= Exercise aim =
Set down every record once more, exactly as given.

= Record list =
++++
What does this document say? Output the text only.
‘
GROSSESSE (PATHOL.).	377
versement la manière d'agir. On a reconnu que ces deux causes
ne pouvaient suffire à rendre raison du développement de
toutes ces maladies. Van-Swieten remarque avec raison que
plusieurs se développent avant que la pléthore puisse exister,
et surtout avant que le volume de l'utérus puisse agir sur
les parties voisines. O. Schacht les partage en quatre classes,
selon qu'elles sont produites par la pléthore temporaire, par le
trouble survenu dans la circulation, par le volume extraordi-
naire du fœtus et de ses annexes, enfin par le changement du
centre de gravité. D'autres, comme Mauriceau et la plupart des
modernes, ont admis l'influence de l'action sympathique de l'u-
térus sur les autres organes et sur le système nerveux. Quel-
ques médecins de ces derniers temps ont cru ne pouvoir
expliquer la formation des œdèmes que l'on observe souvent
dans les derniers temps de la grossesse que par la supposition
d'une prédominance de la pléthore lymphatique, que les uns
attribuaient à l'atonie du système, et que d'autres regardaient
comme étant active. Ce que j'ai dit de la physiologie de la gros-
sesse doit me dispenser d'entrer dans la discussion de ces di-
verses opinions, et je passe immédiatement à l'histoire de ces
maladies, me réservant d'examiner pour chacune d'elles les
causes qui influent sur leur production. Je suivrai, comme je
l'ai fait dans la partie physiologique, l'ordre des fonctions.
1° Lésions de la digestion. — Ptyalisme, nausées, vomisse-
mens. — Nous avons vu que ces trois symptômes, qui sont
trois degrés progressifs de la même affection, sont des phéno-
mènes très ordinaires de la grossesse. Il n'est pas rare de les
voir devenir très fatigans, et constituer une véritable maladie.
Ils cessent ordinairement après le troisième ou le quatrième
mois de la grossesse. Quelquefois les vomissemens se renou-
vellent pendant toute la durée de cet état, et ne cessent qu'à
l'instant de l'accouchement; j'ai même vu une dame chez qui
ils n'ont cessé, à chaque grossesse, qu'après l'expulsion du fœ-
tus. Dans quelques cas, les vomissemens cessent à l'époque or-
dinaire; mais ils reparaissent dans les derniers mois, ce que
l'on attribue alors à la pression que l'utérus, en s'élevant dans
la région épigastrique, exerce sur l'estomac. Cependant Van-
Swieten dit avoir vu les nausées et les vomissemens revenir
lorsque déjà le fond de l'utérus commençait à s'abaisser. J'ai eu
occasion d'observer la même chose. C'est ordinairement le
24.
++++
= Solution below =
What does this document say? Output the text only.
‘
GROSSESSE (PATHOL.).	377
versement la manière d'agir. On a reconnu que ces deux causes
ne pouvaient suffire à rendre raison du développement de
toutes ces maladies. Van-Swieten remarque avec raison que
plusieurs se développent avant que la pléthore puisse exister,
et surtout avant que le volume de l'utérus puisse agir sur
les parties voisines. O. Schacht les partage en quatre classes,
selon qu'elles sont produites par la pléthore temporaire, par le
trouble survenu dans la circulation, par le volume extraordi-
naire du fœtus et de ses annexes, enfin par le changement du
centre de gravité. D'autres, comme Mauriceau et la plupart des
modernes, ont admis l'influence de l'action sympathique de l'u-
térus sur les autres organes et sur le système nerveux. Quel-
ques médecins de ces derniers temps ont cru ne pouvoir
expliquer la formation des œdèmes que l'on observe souvent
dans les derniers temps de la grossesse que par la supposition
d'une prédominance de la pléthore lymphatique, que les uns
attribuaient à l'atonie du système, et que d'autres regardaient
comme étant active. Ce que j'ai dit de la physiologie de la gros-
sesse doit me dispenser d'entrer dans la discussion de ces di-
verses opinions, et je passe immédiatement à l'histoire de ces
maladies, me réservant d'examiner pour chacune d'elles les
causes qui influent sur leur production. Je suivrai, comme je
l'ai fait dans la partie physiologique, l'ordre des fonctions.
1° Lésions de la digestion. — Ptyalisme, nausées, vomisse-
mens. — Nous avons vu que ces trois symptômes, qui sont
trois degrés progressifs de la même affection, sont des phéno-
mènes très ordinaires de la grossesse. Il n'est pas rare de les
voir devenir très fatigans, et constituer une véritable maladie.
Ils cessent ordinairement après le troisième ou le quatrième
mois de la grossesse. Quelquefois les vomissemens se renou-
vellent pendant toute la durée de cet état, et ne cessent qu'à
l'instant de l'accouchement; j'ai même vu une dame chez qui
ils n'ont cessé, à chaque grossesse, qu'après l'expulsion du fœ-
tus. Dans quelques cas, les vomissemens cessent à l'époque or-
dinaire; mais ils reparaissent dans les derniers mois, ce que
l'on attribue alors à la pression que l'utérus, en s'élevant dans
la région épigastrique, exerce sur l'estomac. Cependant Van-
Swieten dit avoir vu les nausées et les vomissemens revenir
lorsque déjà le fond de l'utérus commençait à s'abaisser. J'ai eu
occasion d'observer la même chose. C'est ordinairement le
24.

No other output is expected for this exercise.